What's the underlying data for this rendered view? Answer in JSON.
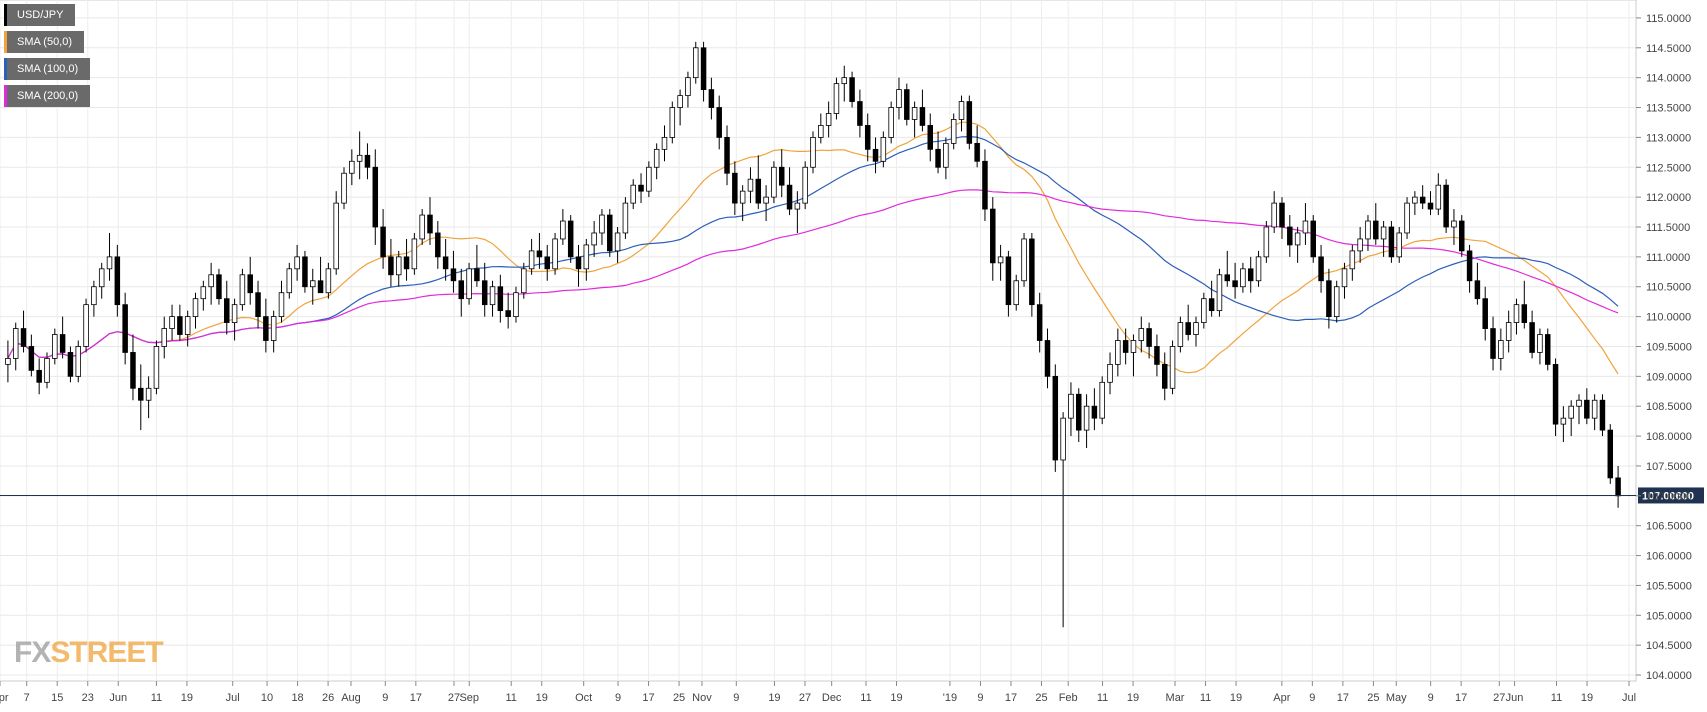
{
  "chart_data": {
    "type": "candlestick",
    "symbol": "USD/JPY",
    "legend": [
      {
        "name": "USD/JPY",
        "color": "#000000"
      },
      {
        "name": "SMA (50,0)",
        "color": "#f0a33c"
      },
      {
        "name": "SMA (100,0)",
        "color": "#2c5fb8"
      },
      {
        "name": "SMA (200,0)",
        "color": "#e12bdb"
      }
    ],
    "ylim": [
      103.9,
      115.3
    ],
    "y_ticks": [
      "115.0000",
      "114.5000",
      "114.0000",
      "113.5000",
      "113.0000",
      "112.5000",
      "112.0000",
      "111.5000",
      "111.0000",
      "110.5000",
      "110.0000",
      "109.5000",
      "109.0000",
      "108.5000",
      "108.0000",
      "107.5000",
      "107.0000",
      "106.5000",
      "106.0000",
      "105.5000",
      "105.0000",
      "104.5000",
      "104.0000"
    ],
    "x_ticks": [
      "Apr",
      "7",
      "15",
      "23",
      "Jun",
      "11",
      "19",
      "Jul",
      "10",
      "18",
      "26",
      "Aug",
      "9",
      "17",
      "27",
      "Sep",
      "11",
      "19",
      "Oct",
      "9",
      "17",
      "25",
      "Nov",
      "9",
      "19",
      "27",
      "Dec",
      "11",
      "19",
      "'19",
      "9",
      "17",
      "25",
      "Feb",
      "11",
      "19",
      "Mar",
      "11",
      "19",
      "Apr",
      "9",
      "17",
      "25",
      "May",
      "9",
      "17",
      "27",
      "Jun",
      "11",
      "19",
      "Jul"
    ],
    "x_tick_days": [
      0,
      7,
      15,
      23,
      31,
      41,
      49,
      61,
      70,
      78,
      86,
      92,
      101,
      109,
      119,
      123,
      134,
      142,
      153,
      162,
      170,
      178,
      184,
      193,
      203,
      211,
      218,
      227,
      235,
      249,
      257,
      265,
      273,
      280,
      289,
      297,
      308,
      316,
      324,
      336,
      344,
      352,
      360,
      366,
      375,
      383,
      393,
      397,
      408,
      416,
      427
    ],
    "current_price": 107.006,
    "current_price_label": "107.00600",
    "watermark": "FXSTREET",
    "ohlc": [
      [
        109.2,
        109.6,
        108.9,
        109.3
      ],
      [
        109.3,
        109.9,
        109.1,
        109.8
      ],
      [
        109.8,
        110.1,
        109.4,
        109.5
      ],
      [
        109.5,
        109.7,
        109.0,
        109.1
      ],
      [
        109.1,
        109.3,
        108.7,
        108.9
      ],
      [
        108.9,
        109.4,
        108.8,
        109.3
      ],
      [
        109.3,
        109.8,
        109.2,
        109.7
      ],
      [
        109.7,
        110.0,
        109.3,
        109.4
      ],
      [
        109.4,
        109.5,
        108.9,
        109.0
      ],
      [
        109.0,
        109.6,
        108.9,
        109.5
      ],
      [
        109.5,
        110.3,
        109.4,
        110.2
      ],
      [
        110.2,
        110.6,
        110.0,
        110.5
      ],
      [
        110.5,
        110.9,
        110.3,
        110.8
      ],
      [
        110.8,
        111.4,
        110.6,
        111.0
      ],
      [
        111.0,
        111.2,
        110.0,
        110.2
      ],
      [
        110.2,
        110.4,
        109.2,
        109.4
      ],
      [
        109.4,
        109.7,
        108.6,
        108.8
      ],
      [
        108.8,
        109.2,
        108.1,
        108.6
      ],
      [
        108.6,
        109.0,
        108.3,
        108.8
      ],
      [
        108.8,
        109.6,
        108.7,
        109.5
      ],
      [
        109.5,
        110.0,
        109.3,
        109.8
      ],
      [
        109.8,
        110.2,
        109.6,
        110.0
      ],
      [
        110.0,
        110.2,
        109.6,
        109.7
      ],
      [
        109.7,
        110.1,
        109.5,
        110.0
      ],
      [
        110.0,
        110.4,
        109.8,
        110.3
      ],
      [
        110.3,
        110.6,
        110.1,
        110.5
      ],
      [
        110.5,
        110.9,
        110.2,
        110.7
      ],
      [
        110.7,
        110.8,
        110.2,
        110.3
      ],
      [
        110.3,
        110.6,
        109.7,
        109.9
      ],
      [
        109.9,
        110.3,
        109.6,
        110.2
      ],
      [
        110.2,
        110.8,
        110.1,
        110.7
      ],
      [
        110.7,
        111.0,
        110.2,
        110.4
      ],
      [
        110.4,
        110.6,
        109.8,
        110.0
      ],
      [
        110.0,
        110.3,
        109.4,
        109.6
      ],
      [
        109.6,
        110.1,
        109.4,
        110.0
      ],
      [
        110.0,
        110.6,
        109.9,
        110.4
      ],
      [
        110.4,
        110.9,
        110.3,
        110.8
      ],
      [
        110.8,
        111.2,
        110.6,
        111.0
      ],
      [
        111.0,
        111.1,
        110.4,
        110.5
      ],
      [
        110.5,
        110.8,
        110.2,
        110.6
      ],
      [
        110.6,
        111.0,
        110.4,
        110.4
      ],
      [
        110.4,
        110.9,
        110.3,
        110.8
      ],
      [
        110.8,
        112.1,
        110.7,
        111.9
      ],
      [
        111.9,
        112.5,
        111.8,
        112.4
      ],
      [
        112.4,
        112.8,
        112.2,
        112.6
      ],
      [
        112.6,
        113.1,
        112.3,
        112.7
      ],
      [
        112.7,
        112.9,
        112.3,
        112.5
      ],
      [
        112.5,
        112.8,
        111.2,
        111.5
      ],
      [
        111.5,
        111.8,
        110.8,
        111.0
      ],
      [
        111.0,
        111.3,
        110.5,
        110.7
      ],
      [
        110.7,
        111.1,
        110.5,
        111.0
      ],
      [
        111.0,
        111.3,
        110.6,
        110.8
      ],
      [
        110.8,
        111.4,
        110.7,
        111.3
      ],
      [
        111.3,
        111.8,
        111.2,
        111.7
      ],
      [
        111.7,
        112.0,
        111.2,
        111.4
      ],
      [
        111.4,
        111.6,
        110.8,
        111.0
      ],
      [
        111.0,
        111.3,
        110.6,
        110.8
      ],
      [
        110.8,
        111.1,
        110.4,
        110.6
      ],
      [
        110.6,
        110.8,
        110.0,
        110.3
      ],
      [
        110.3,
        110.9,
        110.2,
        110.8
      ],
      [
        110.8,
        111.2,
        110.5,
        110.6
      ],
      [
        110.6,
        110.9,
        110.0,
        110.2
      ],
      [
        110.2,
        110.6,
        110.0,
        110.5
      ],
      [
        110.5,
        110.7,
        109.9,
        110.1
      ],
      [
        110.1,
        110.4,
        109.8,
        110.0
      ],
      [
        110.0,
        110.5,
        109.9,
        110.4
      ],
      [
        110.4,
        110.9,
        110.3,
        110.8
      ],
      [
        110.8,
        111.3,
        110.7,
        111.1
      ],
      [
        111.1,
        111.4,
        110.8,
        111.0
      ],
      [
        111.0,
        111.2,
        110.6,
        110.8
      ],
      [
        110.8,
        111.4,
        110.7,
        111.3
      ],
      [
        111.3,
        111.8,
        111.2,
        111.6
      ],
      [
        111.6,
        111.7,
        110.9,
        111.0
      ],
      [
        111.0,
        111.2,
        110.5,
        110.8
      ],
      [
        110.8,
        111.3,
        110.6,
        111.2
      ],
      [
        111.2,
        111.6,
        111.0,
        111.4
      ],
      [
        111.4,
        111.8,
        111.2,
        111.7
      ],
      [
        111.7,
        111.8,
        111.0,
        111.1
      ],
      [
        111.1,
        111.5,
        110.9,
        111.4
      ],
      [
        111.4,
        112.0,
        111.3,
        111.9
      ],
      [
        111.9,
        112.3,
        111.8,
        112.2
      ],
      [
        112.2,
        112.4,
        111.9,
        112.1
      ],
      [
        112.1,
        112.6,
        112.0,
        112.5
      ],
      [
        112.5,
        112.9,
        112.3,
        112.8
      ],
      [
        112.8,
        113.2,
        112.6,
        113.0
      ],
      [
        113.0,
        113.6,
        112.9,
        113.5
      ],
      [
        113.5,
        113.8,
        113.2,
        113.7
      ],
      [
        113.7,
        114.1,
        113.5,
        114.0
      ],
      [
        114.0,
        114.6,
        113.9,
        114.5
      ],
      [
        114.5,
        114.6,
        113.6,
        113.8
      ],
      [
        113.8,
        114.0,
        113.3,
        113.5
      ],
      [
        113.5,
        113.7,
        112.8,
        113.0
      ],
      [
        113.0,
        113.2,
        112.2,
        112.4
      ],
      [
        112.4,
        112.6,
        111.7,
        111.9
      ],
      [
        111.9,
        112.2,
        111.6,
        112.1
      ],
      [
        112.1,
        112.5,
        111.9,
        112.3
      ],
      [
        112.3,
        112.7,
        111.8,
        111.9
      ],
      [
        111.9,
        112.2,
        111.6,
        112.0
      ],
      [
        112.0,
        112.6,
        111.9,
        112.5
      ],
      [
        112.5,
        112.8,
        112.0,
        112.2
      ],
      [
        112.2,
        112.5,
        111.7,
        111.8
      ],
      [
        111.8,
        112.1,
        111.4,
        111.9
      ],
      [
        111.9,
        112.6,
        111.8,
        112.5
      ],
      [
        112.5,
        113.1,
        112.4,
        113.0
      ],
      [
        113.0,
        113.4,
        112.9,
        113.2
      ],
      [
        113.2,
        113.6,
        113.0,
        113.4
      ],
      [
        113.4,
        114.0,
        113.3,
        113.9
      ],
      [
        113.9,
        114.2,
        113.6,
        114.0
      ],
      [
        114.0,
        114.1,
        113.5,
        113.6
      ],
      [
        113.6,
        113.8,
        113.0,
        113.2
      ],
      [
        113.2,
        113.4,
        112.6,
        112.8
      ],
      [
        112.8,
        113.0,
        112.4,
        112.6
      ],
      [
        112.6,
        113.1,
        112.5,
        113.0
      ],
      [
        113.0,
        113.6,
        112.9,
        113.5
      ],
      [
        113.5,
        114.0,
        113.3,
        113.8
      ],
      [
        113.8,
        113.9,
        113.2,
        113.3
      ],
      [
        113.3,
        113.6,
        113.0,
        113.5
      ],
      [
        113.5,
        113.8,
        113.1,
        113.2
      ],
      [
        113.2,
        113.4,
        112.6,
        112.8
      ],
      [
        112.8,
        113.1,
        112.4,
        112.5
      ],
      [
        112.5,
        113.0,
        112.3,
        112.9
      ],
      [
        112.9,
        113.4,
        112.8,
        113.3
      ],
      [
        113.3,
        113.7,
        113.1,
        113.6
      ],
      [
        113.6,
        113.7,
        112.8,
        112.9
      ],
      [
        112.9,
        113.2,
        112.5,
        112.6
      ],
      [
        112.6,
        112.8,
        111.6,
        111.8
      ],
      [
        111.8,
        112.0,
        110.6,
        110.9
      ],
      [
        110.9,
        111.2,
        110.6,
        111.0
      ],
      [
        111.0,
        111.1,
        110.0,
        110.2
      ],
      [
        110.2,
        110.7,
        110.1,
        110.6
      ],
      [
        110.6,
        111.4,
        110.5,
        111.3
      ],
      [
        111.3,
        111.4,
        110.0,
        110.2
      ],
      [
        110.2,
        110.4,
        109.4,
        109.6
      ],
      [
        109.6,
        109.8,
        108.8,
        109.0
      ],
      [
        109.0,
        109.2,
        107.4,
        107.6
      ],
      [
        107.6,
        108.4,
        104.8,
        108.3
      ],
      [
        108.3,
        108.9,
        108.0,
        108.7
      ],
      [
        108.7,
        108.8,
        107.9,
        108.1
      ],
      [
        108.1,
        108.7,
        107.8,
        108.5
      ],
      [
        108.5,
        108.8,
        108.1,
        108.3
      ],
      [
        108.3,
        109.0,
        108.2,
        108.9
      ],
      [
        108.9,
        109.4,
        108.7,
        109.2
      ],
      [
        109.2,
        109.8,
        109.0,
        109.6
      ],
      [
        109.6,
        109.8,
        109.2,
        109.4
      ],
      [
        109.4,
        109.7,
        109.0,
        109.6
      ],
      [
        109.6,
        110.0,
        109.4,
        109.8
      ],
      [
        109.8,
        109.9,
        109.3,
        109.5
      ],
      [
        109.5,
        109.7,
        109.0,
        109.2
      ],
      [
        109.2,
        109.4,
        108.6,
        108.8
      ],
      [
        108.8,
        109.6,
        108.7,
        109.5
      ],
      [
        109.5,
        110.0,
        109.4,
        109.9
      ],
      [
        109.9,
        110.2,
        109.6,
        109.7
      ],
      [
        109.7,
        110.0,
        109.5,
        109.9
      ],
      [
        109.9,
        110.4,
        109.8,
        110.3
      ],
      [
        110.3,
        110.6,
        110.0,
        110.1
      ],
      [
        110.1,
        110.8,
        110.0,
        110.7
      ],
      [
        110.7,
        111.1,
        110.5,
        110.6
      ],
      [
        110.6,
        110.9,
        110.3,
        110.5
      ],
      [
        110.5,
        110.9,
        110.4,
        110.8
      ],
      [
        110.8,
        111.0,
        110.4,
        110.6
      ],
      [
        110.6,
        111.1,
        110.5,
        111.0
      ],
      [
        111.0,
        111.6,
        110.9,
        111.5
      ],
      [
        111.5,
        112.1,
        111.4,
        111.9
      ],
      [
        111.9,
        112.0,
        111.3,
        111.5
      ],
      [
        111.5,
        111.7,
        111.0,
        111.2
      ],
      [
        111.2,
        111.5,
        110.9,
        111.4
      ],
      [
        111.4,
        111.9,
        111.2,
        111.6
      ],
      [
        111.6,
        111.7,
        110.9,
        111.0
      ],
      [
        111.0,
        111.2,
        110.4,
        110.6
      ],
      [
        110.6,
        110.8,
        109.8,
        110.0
      ],
      [
        110.0,
        110.6,
        109.9,
        110.5
      ],
      [
        110.5,
        110.9,
        110.3,
        110.8
      ],
      [
        110.8,
        111.2,
        110.6,
        111.1
      ],
      [
        111.1,
        111.5,
        110.9,
        111.3
      ],
      [
        111.3,
        111.7,
        111.1,
        111.6
      ],
      [
        111.6,
        111.9,
        111.2,
        111.3
      ],
      [
        111.3,
        111.6,
        111.0,
        111.5
      ],
      [
        111.5,
        111.6,
        110.9,
        111.0
      ],
      [
        111.0,
        111.5,
        110.9,
        111.4
      ],
      [
        111.4,
        112.0,
        111.3,
        111.9
      ],
      [
        111.9,
        112.1,
        111.7,
        112.0
      ],
      [
        112.0,
        112.2,
        111.8,
        111.9
      ],
      [
        111.9,
        112.1,
        111.7,
        111.8
      ],
      [
        111.8,
        112.4,
        111.7,
        112.2
      ],
      [
        112.2,
        112.3,
        111.4,
        111.5
      ],
      [
        111.5,
        111.8,
        111.2,
        111.6
      ],
      [
        111.6,
        111.7,
        111.0,
        111.1
      ],
      [
        111.1,
        111.2,
        110.4,
        110.6
      ],
      [
        110.6,
        110.9,
        110.2,
        110.3
      ],
      [
        110.3,
        110.5,
        109.6,
        109.8
      ],
      [
        109.8,
        110.0,
        109.1,
        109.3
      ],
      [
        109.3,
        109.8,
        109.1,
        109.6
      ],
      [
        109.6,
        110.1,
        109.4,
        109.9
      ],
      [
        109.9,
        110.3,
        109.7,
        110.2
      ],
      [
        110.2,
        110.6,
        109.8,
        109.9
      ],
      [
        109.9,
        110.1,
        109.3,
        109.4
      ],
      [
        109.4,
        109.8,
        109.2,
        109.7
      ],
      [
        109.7,
        109.8,
        109.1,
        109.2
      ],
      [
        109.2,
        109.3,
        108.0,
        108.2
      ],
      [
        108.2,
        108.5,
        107.9,
        108.3
      ],
      [
        108.3,
        108.6,
        108.0,
        108.5
      ],
      [
        108.5,
        108.7,
        108.2,
        108.6
      ],
      [
        108.6,
        108.8,
        108.2,
        108.3
      ],
      [
        108.3,
        108.7,
        108.1,
        108.6
      ],
      [
        108.6,
        108.7,
        108.0,
        108.1
      ],
      [
        108.1,
        108.2,
        107.2,
        107.3
      ],
      [
        107.3,
        107.5,
        106.8,
        107.0
      ]
    ]
  }
}
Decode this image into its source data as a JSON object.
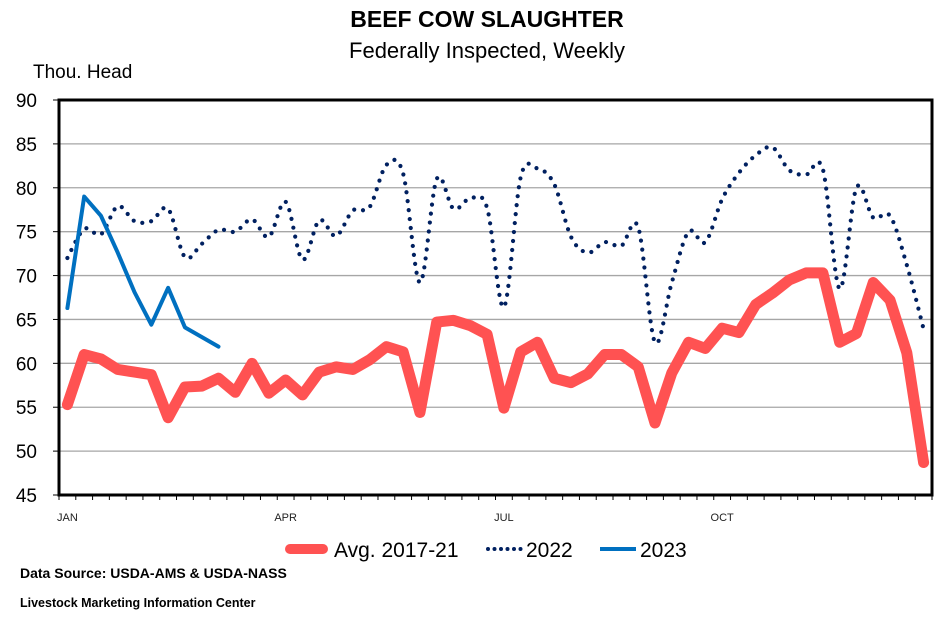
==================================================
WHAT IS BEING ASKED: Search the records for the word "JSON", then list every line that has it.

SOLUTION:
What's the underlying data for this rendered view? Answer in JSON.
Decode this image into its source data as a JSON object.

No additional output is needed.